Provide nothing but the number of lines containing the string "Pauly".

########################################

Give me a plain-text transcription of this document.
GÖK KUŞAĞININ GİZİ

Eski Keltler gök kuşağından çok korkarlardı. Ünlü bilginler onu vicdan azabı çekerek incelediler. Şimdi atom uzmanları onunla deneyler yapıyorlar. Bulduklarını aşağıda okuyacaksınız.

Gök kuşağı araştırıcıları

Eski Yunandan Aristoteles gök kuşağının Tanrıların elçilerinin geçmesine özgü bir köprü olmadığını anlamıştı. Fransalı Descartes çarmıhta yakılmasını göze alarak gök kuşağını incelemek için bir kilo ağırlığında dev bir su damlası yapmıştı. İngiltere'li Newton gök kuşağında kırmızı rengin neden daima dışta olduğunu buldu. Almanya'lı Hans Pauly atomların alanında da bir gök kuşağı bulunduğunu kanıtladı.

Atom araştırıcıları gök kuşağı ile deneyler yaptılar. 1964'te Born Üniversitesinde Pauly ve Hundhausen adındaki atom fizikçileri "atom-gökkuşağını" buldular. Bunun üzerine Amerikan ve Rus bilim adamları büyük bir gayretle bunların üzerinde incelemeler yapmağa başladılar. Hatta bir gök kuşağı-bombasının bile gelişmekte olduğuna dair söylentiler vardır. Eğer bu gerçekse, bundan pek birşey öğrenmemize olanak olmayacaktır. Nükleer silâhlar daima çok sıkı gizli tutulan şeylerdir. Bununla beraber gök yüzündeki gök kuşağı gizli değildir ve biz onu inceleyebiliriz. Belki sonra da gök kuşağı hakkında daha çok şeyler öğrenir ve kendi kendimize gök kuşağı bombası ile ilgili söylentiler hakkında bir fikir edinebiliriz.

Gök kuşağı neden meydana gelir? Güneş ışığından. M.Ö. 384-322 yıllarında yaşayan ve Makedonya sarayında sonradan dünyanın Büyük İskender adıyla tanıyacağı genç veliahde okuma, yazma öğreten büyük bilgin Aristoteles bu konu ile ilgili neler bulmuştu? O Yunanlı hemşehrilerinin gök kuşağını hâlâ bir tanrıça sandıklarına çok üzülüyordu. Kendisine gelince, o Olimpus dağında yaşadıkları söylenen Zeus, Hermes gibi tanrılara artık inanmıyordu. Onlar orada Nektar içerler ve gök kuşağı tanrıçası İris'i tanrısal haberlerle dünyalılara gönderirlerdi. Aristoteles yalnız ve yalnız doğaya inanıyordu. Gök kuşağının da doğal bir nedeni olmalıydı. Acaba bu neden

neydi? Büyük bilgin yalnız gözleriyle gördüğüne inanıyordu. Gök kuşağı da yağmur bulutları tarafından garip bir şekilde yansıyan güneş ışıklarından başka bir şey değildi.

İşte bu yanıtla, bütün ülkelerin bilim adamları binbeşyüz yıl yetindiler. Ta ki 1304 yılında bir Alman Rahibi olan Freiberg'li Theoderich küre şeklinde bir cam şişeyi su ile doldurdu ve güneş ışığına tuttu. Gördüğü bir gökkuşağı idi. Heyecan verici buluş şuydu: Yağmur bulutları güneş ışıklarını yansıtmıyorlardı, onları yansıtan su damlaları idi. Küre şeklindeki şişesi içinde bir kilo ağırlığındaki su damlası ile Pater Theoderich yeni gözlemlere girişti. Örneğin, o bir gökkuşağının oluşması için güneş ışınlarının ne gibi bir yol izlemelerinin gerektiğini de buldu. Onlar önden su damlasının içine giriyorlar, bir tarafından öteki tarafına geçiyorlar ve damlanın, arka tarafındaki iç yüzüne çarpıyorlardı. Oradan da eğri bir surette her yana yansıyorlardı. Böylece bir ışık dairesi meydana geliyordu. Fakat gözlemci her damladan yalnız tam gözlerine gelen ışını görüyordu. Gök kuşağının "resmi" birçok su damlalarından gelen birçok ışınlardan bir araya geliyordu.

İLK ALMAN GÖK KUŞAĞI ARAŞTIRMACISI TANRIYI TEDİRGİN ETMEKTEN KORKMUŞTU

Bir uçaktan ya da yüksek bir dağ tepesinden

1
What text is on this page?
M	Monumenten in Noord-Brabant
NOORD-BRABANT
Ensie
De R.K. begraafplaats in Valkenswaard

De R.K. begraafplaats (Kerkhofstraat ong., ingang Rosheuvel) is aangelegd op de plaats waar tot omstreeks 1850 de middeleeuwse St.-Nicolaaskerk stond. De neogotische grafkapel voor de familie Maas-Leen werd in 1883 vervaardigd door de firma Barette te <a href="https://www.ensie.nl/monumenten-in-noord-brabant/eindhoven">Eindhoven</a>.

########################################

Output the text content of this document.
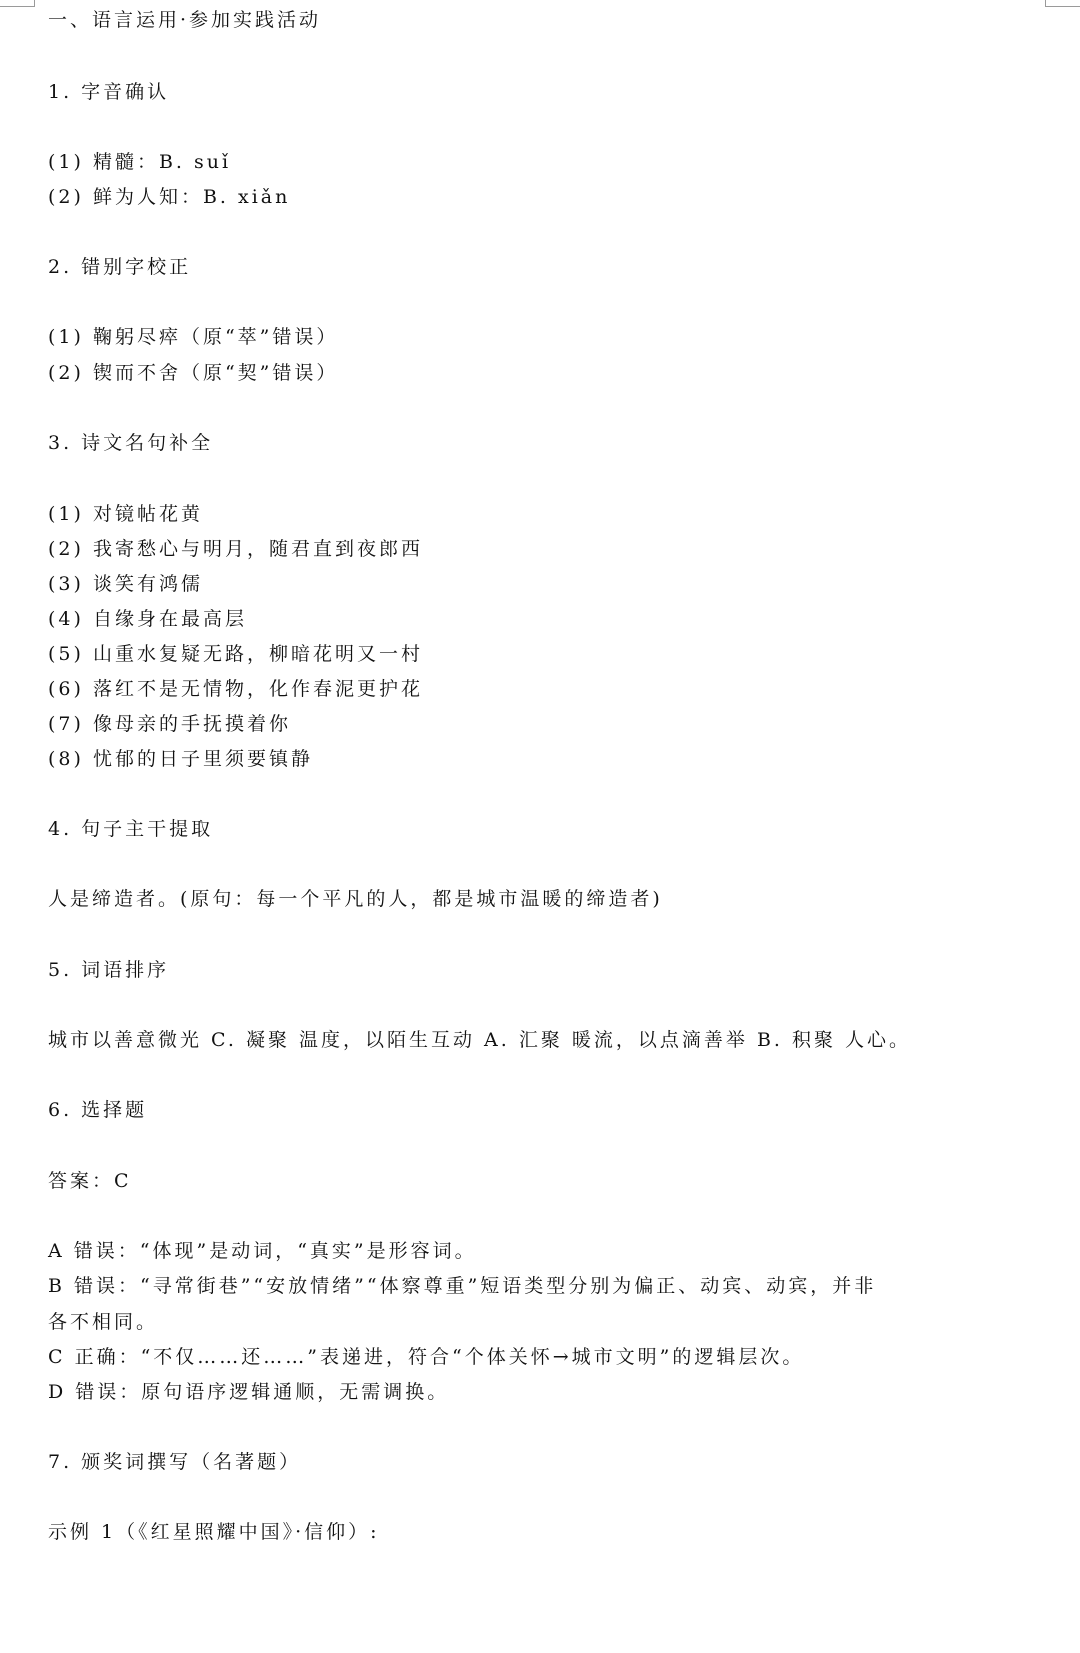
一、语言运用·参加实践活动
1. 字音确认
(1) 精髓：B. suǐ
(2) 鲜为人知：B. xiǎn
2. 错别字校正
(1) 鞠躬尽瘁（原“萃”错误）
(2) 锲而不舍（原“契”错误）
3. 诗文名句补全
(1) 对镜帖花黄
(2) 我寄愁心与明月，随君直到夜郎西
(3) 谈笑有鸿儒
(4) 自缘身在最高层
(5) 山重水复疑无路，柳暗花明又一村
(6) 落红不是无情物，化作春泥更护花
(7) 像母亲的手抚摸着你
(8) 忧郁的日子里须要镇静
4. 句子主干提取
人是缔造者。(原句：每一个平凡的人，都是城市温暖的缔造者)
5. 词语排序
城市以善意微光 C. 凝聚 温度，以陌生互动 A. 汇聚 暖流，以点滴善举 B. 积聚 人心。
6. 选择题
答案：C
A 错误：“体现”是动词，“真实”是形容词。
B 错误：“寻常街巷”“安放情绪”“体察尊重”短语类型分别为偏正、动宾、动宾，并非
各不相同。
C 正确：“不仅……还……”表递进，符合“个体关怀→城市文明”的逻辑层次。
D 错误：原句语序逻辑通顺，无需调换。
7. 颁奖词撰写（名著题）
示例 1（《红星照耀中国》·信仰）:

########################################

▶ FINISHED ANSWER: 2